THE PROBLEM :: State the number of lines in the material below that have "AERO" in them, without any other text.

Stored data entries:

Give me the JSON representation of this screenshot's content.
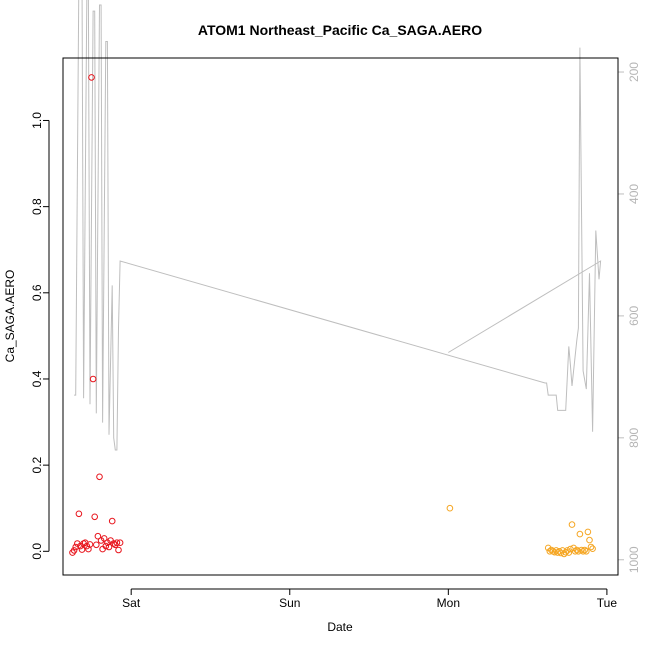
{
  "chart_data": {
    "type": "scatter",
    "title": "ATOM1 Northeast_Pacific Ca_SAGA.AERO",
    "xlabel": "Date",
    "ylabel": "Ca_SAGA.AERO",
    "x_axis": {
      "type": "date",
      "range_days": [
        -0.43,
        3.07
      ],
      "tick_labels": [
        "Sat",
        "Sun",
        "Mon",
        "Tue"
      ],
      "tick_positions_days": [
        0,
        1,
        2,
        3
      ]
    },
    "y_axis": {
      "ylim": [
        -0.055,
        1.145
      ],
      "tick_values": [
        0.0,
        0.2,
        0.4,
        0.6,
        0.8,
        1.0
      ],
      "tick_labels": [
        "0.0",
        "0.2",
        "0.4",
        "0.6",
        "0.8",
        "1.0"
      ]
    },
    "y_axis_right": {
      "reversed": true,
      "range": [
        1025,
        177
      ],
      "tick_values": [
        200,
        400,
        600,
        800,
        1000
      ],
      "tick_labels": [
        "200",
        "400",
        "600",
        "800",
        "1000"
      ],
      "color": "#bebebe"
    },
    "grid": false,
    "legend": "none",
    "series": [
      {
        "color": "#e8141c",
        "marker": "circle",
        "points": [
          [
            -0.37,
            -0.003
          ],
          [
            -0.36,
            0.002
          ],
          [
            -0.35,
            0.01
          ],
          [
            -0.34,
            0.018
          ],
          [
            -0.33,
            0.087
          ],
          [
            -0.32,
            0.012
          ],
          [
            -0.31,
            0.004
          ],
          [
            -0.3,
            0.018
          ],
          [
            -0.29,
            0.02
          ],
          [
            -0.28,
            0.012
          ],
          [
            -0.27,
            0.005
          ],
          [
            -0.26,
            0.016
          ],
          [
            -0.25,
            1.1
          ],
          [
            -0.24,
            0.4
          ],
          [
            -0.23,
            0.08
          ],
          [
            -0.22,
            0.015
          ],
          [
            -0.21,
            0.035
          ],
          [
            -0.2,
            0.173
          ],
          [
            -0.19,
            0.025
          ],
          [
            -0.18,
            0.005
          ],
          [
            -0.17,
            0.03
          ],
          [
            -0.16,
            0.012
          ],
          [
            -0.15,
            0.02
          ],
          [
            -0.14,
            0.01
          ],
          [
            -0.13,
            0.025
          ],
          [
            -0.12,
            0.07
          ],
          [
            -0.11,
            0.018
          ],
          [
            -0.1,
            0.015
          ],
          [
            -0.09,
            0.02
          ],
          [
            -0.08,
            0.003
          ],
          [
            -0.07,
            0.02
          ]
        ]
      },
      {
        "color": "#f5a623",
        "marker": "circle",
        "points": [
          [
            2.01,
            0.1
          ],
          [
            2.63,
            0.008
          ],
          [
            2.64,
            0.0
          ],
          [
            2.65,
            0.003
          ],
          [
            2.66,
            0.0
          ],
          [
            2.67,
            -0.002
          ],
          [
            2.68,
            0.002
          ],
          [
            2.69,
            -0.003
          ],
          [
            2.7,
            0.0
          ],
          [
            2.71,
            -0.004
          ],
          [
            2.72,
            0.002
          ],
          [
            2.73,
            -0.006
          ],
          [
            2.74,
            -0.002
          ],
          [
            2.75,
            0.002
          ],
          [
            2.76,
            -0.003
          ],
          [
            2.77,
            0.005
          ],
          [
            2.78,
            0.062
          ],
          [
            2.79,
            0.008
          ],
          [
            2.8,
            0.0
          ],
          [
            2.81,
            0.003
          ],
          [
            2.82,
            0.0
          ],
          [
            2.83,
            0.04
          ],
          [
            2.84,
            0.003
          ],
          [
            2.85,
            0.0
          ],
          [
            2.86,
            0.003
          ],
          [
            2.87,
            0.0
          ],
          [
            2.88,
            0.045
          ],
          [
            2.89,
            0.026
          ],
          [
            2.9,
            0.01
          ],
          [
            2.91,
            0.006
          ]
        ]
      },
      {
        "color": "#bebebe",
        "type": "line",
        "axis": "right",
        "points": [
          [
            -0.36,
            730
          ],
          [
            -0.35,
            730
          ],
          [
            -0.33,
            40
          ],
          [
            -0.31,
            40
          ],
          [
            -0.3,
            735
          ],
          [
            -0.28,
            80
          ],
          [
            -0.27,
            80
          ],
          [
            -0.26,
            745
          ],
          [
            -0.24,
            100
          ],
          [
            -0.23,
            100
          ],
          [
            -0.22,
            760
          ],
          [
            -0.2,
            90
          ],
          [
            -0.19,
            90
          ],
          [
            -0.18,
            775
          ],
          [
            -0.16,
            150
          ],
          [
            -0.15,
            150
          ],
          [
            -0.14,
            795
          ],
          [
            -0.12,
            550
          ],
          [
            -0.11,
            800
          ],
          [
            -0.1,
            820
          ],
          [
            -0.09,
            820
          ],
          [
            -0.08,
            620
          ],
          [
            -0.07,
            510
          ],
          [
            2.61,
            710
          ],
          [
            2.62,
            710
          ],
          [
            2.63,
            730
          ],
          [
            2.68,
            730
          ],
          [
            2.69,
            755
          ],
          [
            2.74,
            755
          ],
          [
            2.76,
            650
          ],
          [
            2.77,
            680
          ],
          [
            2.78,
            715
          ],
          [
            2.81,
            640
          ],
          [
            2.82,
            620
          ],
          [
            2.83,
            160
          ],
          [
            2.85,
            690
          ],
          [
            2.87,
            720
          ],
          [
            2.89,
            530
          ],
          [
            2.91,
            790
          ],
          [
            2.93,
            460
          ],
          [
            2.95,
            540
          ],
          [
            2.96,
            510
          ],
          [
            2.0,
            660
          ]
        ]
      }
    ]
  }
}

RESULT OF THIS TASK :: 2